▶ **JOB**
Transcribe the data that follows precisely, omitting nothing.

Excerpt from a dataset
— START —
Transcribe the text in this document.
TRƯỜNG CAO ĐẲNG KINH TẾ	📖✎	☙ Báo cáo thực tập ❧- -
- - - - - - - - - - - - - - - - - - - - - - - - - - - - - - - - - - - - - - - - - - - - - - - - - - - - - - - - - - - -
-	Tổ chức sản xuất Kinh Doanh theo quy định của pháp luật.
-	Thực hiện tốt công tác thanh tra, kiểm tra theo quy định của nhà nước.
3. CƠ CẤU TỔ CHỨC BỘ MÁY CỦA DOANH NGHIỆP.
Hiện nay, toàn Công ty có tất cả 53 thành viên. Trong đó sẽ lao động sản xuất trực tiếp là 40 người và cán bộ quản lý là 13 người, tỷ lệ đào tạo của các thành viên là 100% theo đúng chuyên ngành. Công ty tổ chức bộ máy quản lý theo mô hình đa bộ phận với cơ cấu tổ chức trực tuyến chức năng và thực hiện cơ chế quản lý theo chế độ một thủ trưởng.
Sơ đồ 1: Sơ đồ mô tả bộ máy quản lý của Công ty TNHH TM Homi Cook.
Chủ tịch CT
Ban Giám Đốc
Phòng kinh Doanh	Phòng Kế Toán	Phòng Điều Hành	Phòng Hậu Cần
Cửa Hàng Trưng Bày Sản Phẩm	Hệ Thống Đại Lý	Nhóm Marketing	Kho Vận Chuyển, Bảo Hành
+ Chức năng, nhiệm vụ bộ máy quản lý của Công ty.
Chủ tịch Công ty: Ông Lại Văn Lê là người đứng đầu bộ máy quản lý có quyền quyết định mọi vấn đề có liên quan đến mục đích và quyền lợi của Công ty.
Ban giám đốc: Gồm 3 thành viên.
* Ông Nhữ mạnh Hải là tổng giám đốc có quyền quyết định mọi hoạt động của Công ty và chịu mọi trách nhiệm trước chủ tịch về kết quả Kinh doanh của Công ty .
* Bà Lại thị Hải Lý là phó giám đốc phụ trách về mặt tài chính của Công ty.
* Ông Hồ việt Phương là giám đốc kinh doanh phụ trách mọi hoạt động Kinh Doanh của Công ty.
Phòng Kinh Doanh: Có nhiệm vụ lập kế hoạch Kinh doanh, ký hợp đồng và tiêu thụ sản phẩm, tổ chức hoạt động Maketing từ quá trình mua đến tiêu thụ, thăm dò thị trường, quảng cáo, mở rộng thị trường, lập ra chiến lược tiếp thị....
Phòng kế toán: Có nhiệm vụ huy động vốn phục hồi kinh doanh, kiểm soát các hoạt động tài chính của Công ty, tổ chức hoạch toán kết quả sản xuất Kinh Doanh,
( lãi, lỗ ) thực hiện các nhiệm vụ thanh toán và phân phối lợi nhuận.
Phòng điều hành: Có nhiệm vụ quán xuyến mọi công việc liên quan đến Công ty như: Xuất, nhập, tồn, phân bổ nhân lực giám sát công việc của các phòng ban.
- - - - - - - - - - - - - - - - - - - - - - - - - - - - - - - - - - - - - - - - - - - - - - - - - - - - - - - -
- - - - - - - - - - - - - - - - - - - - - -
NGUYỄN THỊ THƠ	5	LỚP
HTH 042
— END —
▶ **REPLY**
Transcribe the text in this document.
TRƯỜNG CAO ĐẲNG KINH TẾ	📖✎	☙ Báo cáo thực tập ❧- -
- - - - - - - - - - - - - - - - - - - - - - - - - - - - - - - - - - - - - - - - - - - - - - - - - - - - - - - - - - - -
-	Tổ chức sản xuất Kinh Doanh theo quy định của pháp luật.
-	Thực hiện tốt công tác thanh tra, kiểm tra theo quy định của nhà nước.
3. CƠ CẤU TỔ CHỨC BỘ MÁY CỦA DOANH NGHIỆP.
Hiện nay, toàn Công ty có tất cả 53 thành viên. Trong đó sẽ lao động sản xuất trực tiếp là 40 người và cán bộ quản lý là 13 người, tỷ lệ đào tạo của các thành viên là 100% theo đúng chuyên ngành. Công ty tổ chức bộ máy quản lý theo mô hình đa bộ phận với cơ cấu tổ chức trực tuyến chức năng và thực hiện cơ chế quản lý theo chế độ một thủ trưởng.
Sơ đồ 1: Sơ đồ mô tả bộ máy quản lý của Công ty TNHH TM Homi Cook.
Chủ tịch CT
Ban Giám Đốc
Phòng kinh Doanh	Phòng Kế Toán	Phòng Điều Hành	Phòng Hậu Cần
Cửa Hàng Trưng Bày Sản Phẩm	Hệ Thống Đại Lý	Nhóm Marketing	Kho Vận Chuyển, Bảo Hành
+ Chức năng, nhiệm vụ bộ máy quản lý của Công ty.
Chủ tịch Công ty: Ông Lại Văn Lê là người đứng đầu bộ máy quản lý có quyền quyết định mọi vấn đề có liên quan đến mục đích và quyền lợi của Công ty.
Ban giám đốc: Gồm 3 thành viên.
* Ông Nhữ mạnh Hải là tổng giám đốc có quyền quyết định mọi hoạt động của Công ty và chịu mọi trách nhiệm trước chủ tịch về kết quả Kinh doanh của Công ty .
* Bà Lại thị Hải Lý là phó giám đốc phụ trách về mặt tài chính của Công ty.
* Ông Hồ việt Phương là giám đốc kinh doanh phụ trách mọi hoạt động Kinh Doanh của Công ty.
Phòng Kinh Doanh: Có nhiệm vụ lập kế hoạch Kinh doanh, ký hợp đồng và tiêu thụ sản phẩm, tổ chức hoạt động Maketing từ quá trình mua đến tiêu thụ, thăm dò thị trường, quảng cáo, mở rộng thị trường, lập ra chiến lược tiếp thị....
Phòng kế toán: Có nhiệm vụ huy động vốn phục hồi kinh doanh, kiểm soát các hoạt động tài chính của Công ty, tổ chức hoạch toán kết quả sản xuất Kinh Doanh,
( lãi, lỗ ) thực hiện các nhiệm vụ thanh toán và phân phối lợi nhuận.
Phòng điều hành: Có nhiệm vụ quán xuyến mọi công việc liên quan đến Công ty như: Xuất, nhập, tồn, phân bổ nhân lực giám sát công việc của các phòng ban.
- - - - - - - - - - - - - - - - - - - - - - - - - - - - - - - - - - - - - - - - - - - - - - - - - - - - - - - -
- - - - - - - - - - - - - - - - - - - - - -
NGUYỄN THỊ THƠ	5	LỚP
HTH 042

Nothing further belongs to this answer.